▸ **Instructions for the task**:
Rewrite the listing below, changing every "x-tick-label" to "x-axis-label" and keeping everything else unchanged. Leave the picture out.

▸ **Dataset records**:
━━━━━━━━━━
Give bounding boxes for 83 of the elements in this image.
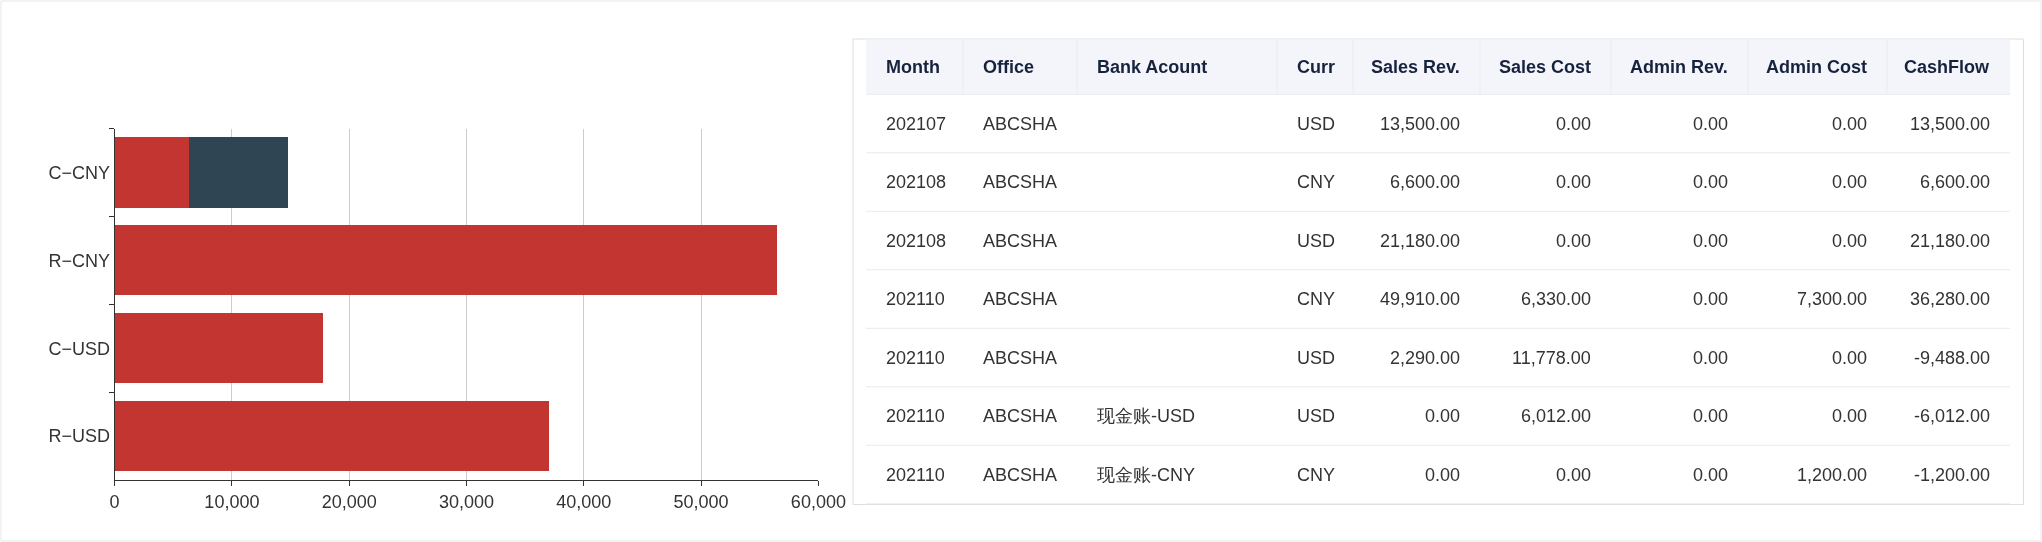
- text: 6,330.00: [1521, 289, 1592, 309]
- x-tick-label: 60,000: [790, 491, 846, 512]
- text: 202107: [886, 114, 947, 134]
- bar: [114, 137, 189, 208]
- text: 0.00: [1693, 172, 1729, 192]
- text: ABCSHA: [983, 348, 1058, 368]
- text: 0.00: [1693, 231, 1729, 251]
- category-label: CashFlow: [1904, 57, 1991, 77]
- text: CNY: [1297, 172, 1336, 192]
- text: 0.00: [1693, 114, 1729, 134]
- text: USD: [1297, 348, 1336, 368]
- bar: [114, 313, 324, 384]
- text: 6,012.00: [1521, 406, 1592, 426]
- text: 49,910.00: [1380, 289, 1461, 309]
- x-tick-label: 10,000: [204, 491, 260, 512]
- text: ABCSHA: [983, 406, 1058, 426]
- text: USD: [1297, 114, 1336, 134]
- text: 0.00: [1832, 406, 1868, 426]
- text: ABCSHA: [983, 289, 1058, 309]
- y-tick-label: C−CNY: [48, 162, 110, 183]
- text: 202110: [886, 465, 945, 485]
- text: 0.00: [1425, 465, 1461, 485]
- category-label: Office: [983, 57, 1035, 77]
- text: ABCSHA: [983, 465, 1058, 485]
- text: 0.00: [1693, 406, 1729, 426]
- text: 2,290.00: [1390, 348, 1461, 368]
- text: 11,778.00: [1512, 348, 1591, 368]
- text: 21,180.00: [1380, 231, 1461, 251]
- text: 现金账-CNY: [1097, 465, 1195, 485]
- category-label: Sales Cost: [1499, 57, 1592, 77]
- text: ABCSHA: [983, 231, 1058, 251]
- text: 21,180.00: [1910, 231, 1991, 251]
- text: 现金账-USD: [1097, 406, 1195, 426]
- text: 0.00: [1832, 114, 1868, 134]
- text: 0.00: [1832, 231, 1868, 251]
- x-tick-label: 40,000: [556, 491, 612, 512]
- text: 0.00: [1693, 289, 1729, 309]
- text: 202110: [886, 348, 945, 368]
- text: 13,500.00: [1380, 114, 1461, 134]
- text: USD: [1297, 231, 1336, 251]
- x-tick-label: 30,000: [438, 491, 495, 512]
- text: 13,500.00: [1910, 114, 1991, 134]
- category-label: Bank Acount: [1097, 57, 1208, 77]
- bar: [114, 400, 549, 472]
- text: 6,600.00: [1920, 172, 1991, 192]
- category-label: Admin Cost: [1766, 57, 1867, 77]
- bar: [114, 225, 778, 296]
- text: ABCSHA: [983, 114, 1058, 134]
- text: ABCSHA: [983, 172, 1058, 192]
- text: -6,012.00: [1914, 406, 1991, 426]
- text: 0.00: [1693, 465, 1729, 485]
- text: CNY: [1297, 465, 1336, 485]
- text: 0.00: [1556, 172, 1592, 192]
- text: 0.00: [1425, 406, 1461, 426]
- text: 7,300.00: [1797, 289, 1868, 309]
- x-tick-label: 50,000: [673, 491, 729, 512]
- y-tick-label: R−CNY: [48, 250, 110, 271]
- text: 0.00: [1832, 348, 1868, 368]
- text: 202110: [886, 406, 945, 426]
- bar: [188, 137, 289, 208]
- y-tick-label: R−USD: [48, 426, 110, 447]
- x-tick-label: 20,000: [321, 491, 377, 512]
- category-label: Month: [886, 57, 940, 77]
- text: 0.00: [1556, 465, 1592, 485]
- text: CNY: [1297, 289, 1336, 309]
- x-tick-label: 0: [109, 491, 120, 512]
- text: 1,200.00: [1797, 465, 1868, 485]
- text: -9,488.00: [1914, 348, 1991, 368]
- category-label: Curr: [1297, 57, 1336, 77]
- text: 36,280.00: [1910, 289, 1991, 309]
- text: -1,200.00: [1914, 465, 1991, 485]
- text: 202108: [886, 172, 947, 192]
- text: 6,600.00: [1390, 172, 1461, 192]
- text: USD: [1297, 406, 1336, 426]
- text: 202108: [886, 231, 947, 251]
- category-label: Sales Rev.: [1371, 57, 1460, 77]
- y-tick-label: C−USD: [48, 338, 110, 359]
- text: 202110: [886, 289, 945, 309]
- text: 0.00: [1832, 172, 1868, 192]
- text: 0.00: [1693, 348, 1729, 368]
- category-label: Admin Rev.: [1630, 57, 1728, 77]
- text: 0.00: [1556, 114, 1592, 134]
- text: 0.00: [1556, 231, 1592, 251]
━━━━━━━━━━
▸ **Task answer**:
Give bounding boxes for 83 of the elements in this image.
- text: 6,330.00: [1521, 289, 1592, 309]
- x-axis-label: 60,000: [790, 491, 846, 512]
- text: 202107: [886, 114, 947, 134]
- bar: [114, 137, 189, 208]
- text: 0.00: [1693, 172, 1729, 192]
- text: ABCSHA: [983, 348, 1058, 368]
- text: 0.00: [1693, 231, 1729, 251]
- category-label: CashFlow: [1904, 57, 1991, 77]
- text: CNY: [1297, 172, 1336, 192]
- text: 0.00: [1693, 114, 1729, 134]
- text: USD: [1297, 348, 1336, 368]
- bar: [114, 313, 324, 384]
- text: 6,012.00: [1521, 406, 1592, 426]
- text: 49,910.00: [1380, 289, 1461, 309]
- x-axis-label: 10,000: [204, 491, 260, 512]
- text: ABCSHA: [983, 406, 1058, 426]
- text: USD: [1297, 114, 1336, 134]
- text: 0.00: [1832, 406, 1868, 426]
- text: ABCSHA: [983, 289, 1058, 309]
- y-tick-label: C−CNY: [48, 162, 110, 183]
- text: 202110: [886, 465, 945, 485]
- text: 0.00: [1425, 465, 1461, 485]
- category-label: Office: [983, 57, 1035, 77]
- text: ABCSHA: [983, 465, 1058, 485]
- text: 0.00: [1693, 406, 1729, 426]
- text: 2,290.00: [1390, 348, 1461, 368]
- text: 11,778.00: [1512, 348, 1591, 368]
- text: 21,180.00: [1380, 231, 1461, 251]
- text: 现金账-CNY: [1097, 465, 1195, 485]
- category-label: Sales Cost: [1499, 57, 1592, 77]
- text: ABCSHA: [983, 231, 1058, 251]
- text: 21,180.00: [1910, 231, 1991, 251]
- text: 现金账-USD: [1097, 406, 1195, 426]
- text: 0.00: [1832, 114, 1868, 134]
- text: 0.00: [1832, 231, 1868, 251]
- x-axis-label: 40,000: [556, 491, 612, 512]
- text: 0.00: [1693, 289, 1729, 309]
- text: 202110: [886, 348, 945, 368]
- text: 13,500.00: [1380, 114, 1461, 134]
- text: USD: [1297, 231, 1336, 251]
- x-axis-label: 30,000: [438, 491, 495, 512]
- text: 13,500.00: [1910, 114, 1991, 134]
- category-label: Bank Acount: [1097, 57, 1208, 77]
- bar: [114, 400, 549, 472]
- text: 6,600.00: [1920, 172, 1991, 192]
- category-label: Admin Cost: [1766, 57, 1867, 77]
- bar: [114, 225, 778, 296]
- text: ABCSHA: [983, 114, 1058, 134]
- text: ABCSHA: [983, 172, 1058, 192]
- text: -6,012.00: [1914, 406, 1991, 426]
- text: 0.00: [1693, 465, 1729, 485]
- text: CNY: [1297, 465, 1336, 485]
- text: 0.00: [1556, 172, 1592, 192]
- text: 0.00: [1425, 406, 1461, 426]
- text: 7,300.00: [1797, 289, 1868, 309]
- x-axis-label: 50,000: [673, 491, 729, 512]
- y-tick-label: R−CNY: [48, 250, 110, 271]
- text: 0.00: [1832, 348, 1868, 368]
- text: 202110: [886, 406, 945, 426]
- bar: [188, 137, 289, 208]
- y-tick-label: R−USD: [48, 426, 110, 447]
- x-axis-label: 20,000: [321, 491, 377, 512]
- category-label: Month: [886, 57, 940, 77]
- text: 0.00: [1556, 465, 1592, 485]
- text: CNY: [1297, 289, 1336, 309]
- x-axis-label: 0: [109, 491, 120, 512]
- text: 1,200.00: [1797, 465, 1868, 485]
- text: -9,488.00: [1914, 348, 1991, 368]
- category-label: Curr: [1297, 57, 1336, 77]
- text: 36,280.00: [1910, 289, 1991, 309]
- text: -1,200.00: [1914, 465, 1991, 485]
- text: 202108: [886, 172, 947, 192]
- text: 6,600.00: [1390, 172, 1461, 192]
- text: USD: [1297, 406, 1336, 426]
- text: 202108: [886, 231, 947, 251]
- category-label: Sales Rev.: [1371, 57, 1460, 77]
- y-tick-label: C−USD: [48, 338, 110, 359]
- text: 202110: [886, 289, 945, 309]
- text: 0.00: [1832, 172, 1868, 192]
- text: 0.00: [1693, 348, 1729, 368]
- category-label: Admin Rev.: [1630, 57, 1728, 77]
- text: 0.00: [1556, 114, 1592, 134]
- text: 0.00: [1556, 231, 1592, 251]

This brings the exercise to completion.